Stored records:
########

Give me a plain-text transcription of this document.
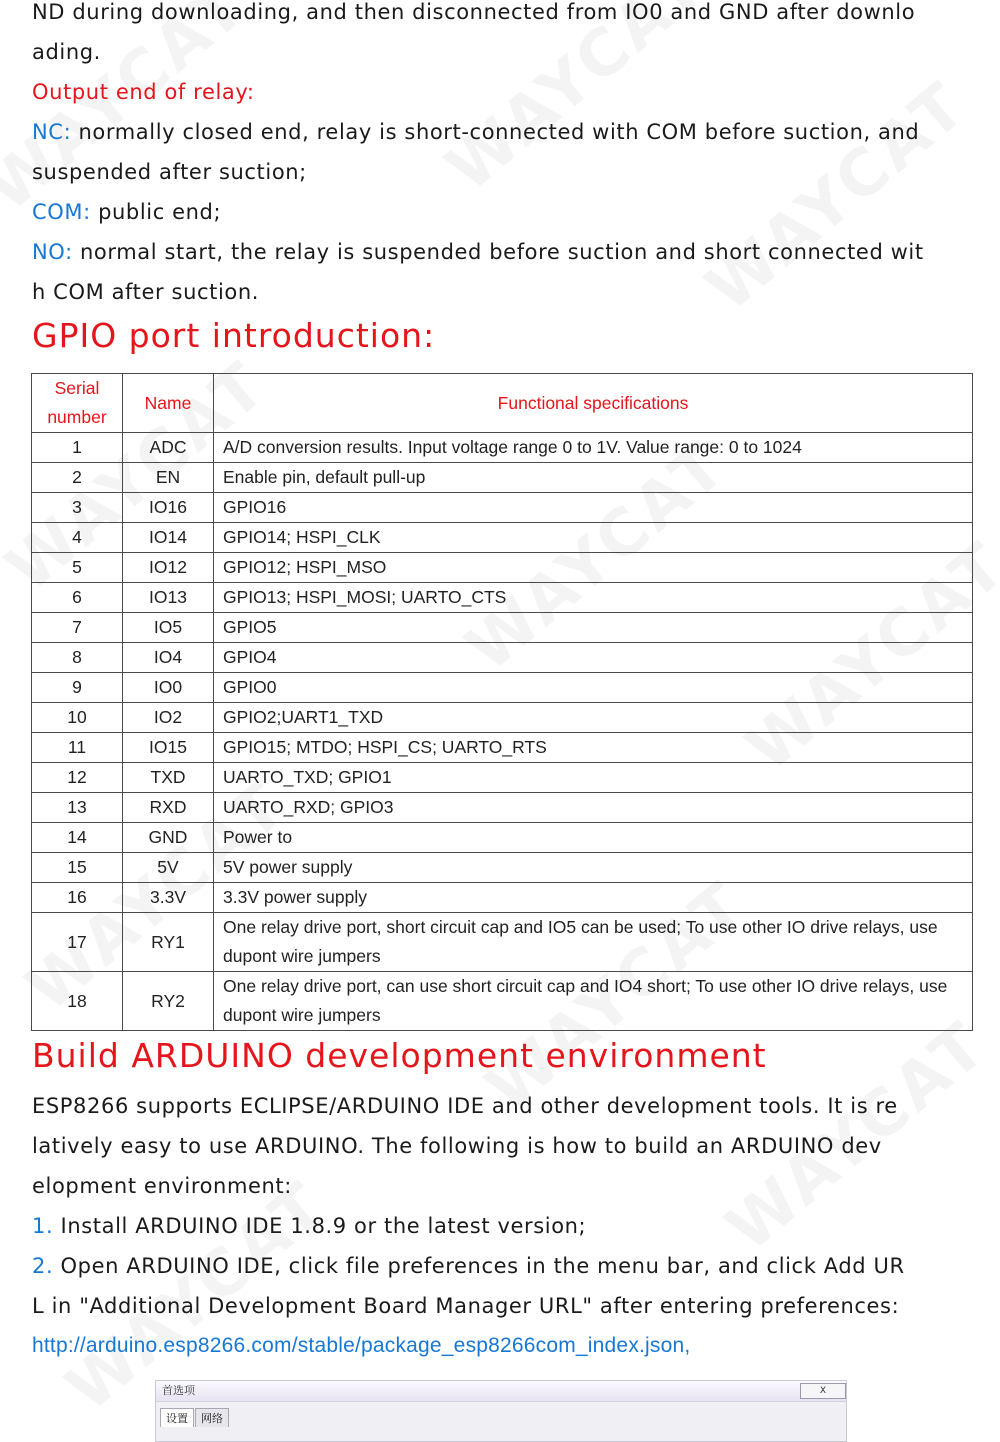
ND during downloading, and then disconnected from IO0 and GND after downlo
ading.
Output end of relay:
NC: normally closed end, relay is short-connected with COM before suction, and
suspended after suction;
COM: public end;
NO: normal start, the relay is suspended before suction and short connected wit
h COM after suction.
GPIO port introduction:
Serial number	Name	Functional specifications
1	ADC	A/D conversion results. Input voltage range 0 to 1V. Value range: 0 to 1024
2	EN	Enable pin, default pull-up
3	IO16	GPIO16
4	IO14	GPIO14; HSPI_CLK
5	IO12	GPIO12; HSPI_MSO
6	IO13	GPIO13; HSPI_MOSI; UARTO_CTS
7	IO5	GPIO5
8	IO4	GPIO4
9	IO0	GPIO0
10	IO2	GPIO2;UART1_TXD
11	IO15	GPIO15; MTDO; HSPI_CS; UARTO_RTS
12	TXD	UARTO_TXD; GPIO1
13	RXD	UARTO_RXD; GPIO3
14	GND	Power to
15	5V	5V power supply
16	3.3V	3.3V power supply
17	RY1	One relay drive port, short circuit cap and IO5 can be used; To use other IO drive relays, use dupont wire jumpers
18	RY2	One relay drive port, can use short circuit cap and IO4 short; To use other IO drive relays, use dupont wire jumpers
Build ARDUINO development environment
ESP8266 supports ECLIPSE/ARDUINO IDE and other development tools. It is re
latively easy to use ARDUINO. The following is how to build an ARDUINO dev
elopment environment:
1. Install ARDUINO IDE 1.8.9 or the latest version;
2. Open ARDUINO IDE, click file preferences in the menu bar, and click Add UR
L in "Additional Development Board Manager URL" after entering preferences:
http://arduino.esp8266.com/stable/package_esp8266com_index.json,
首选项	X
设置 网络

########

WHAT YOU WILL DO: Check each line of the entries above, and show every one holding the word "suction".

IN RESPONSE:
NC: normally closed end, relay is short-connected with COM before suction, and
suspended after suction;
NO: normal start, the relay is suspended before suction and short connected wit
h COM after suction.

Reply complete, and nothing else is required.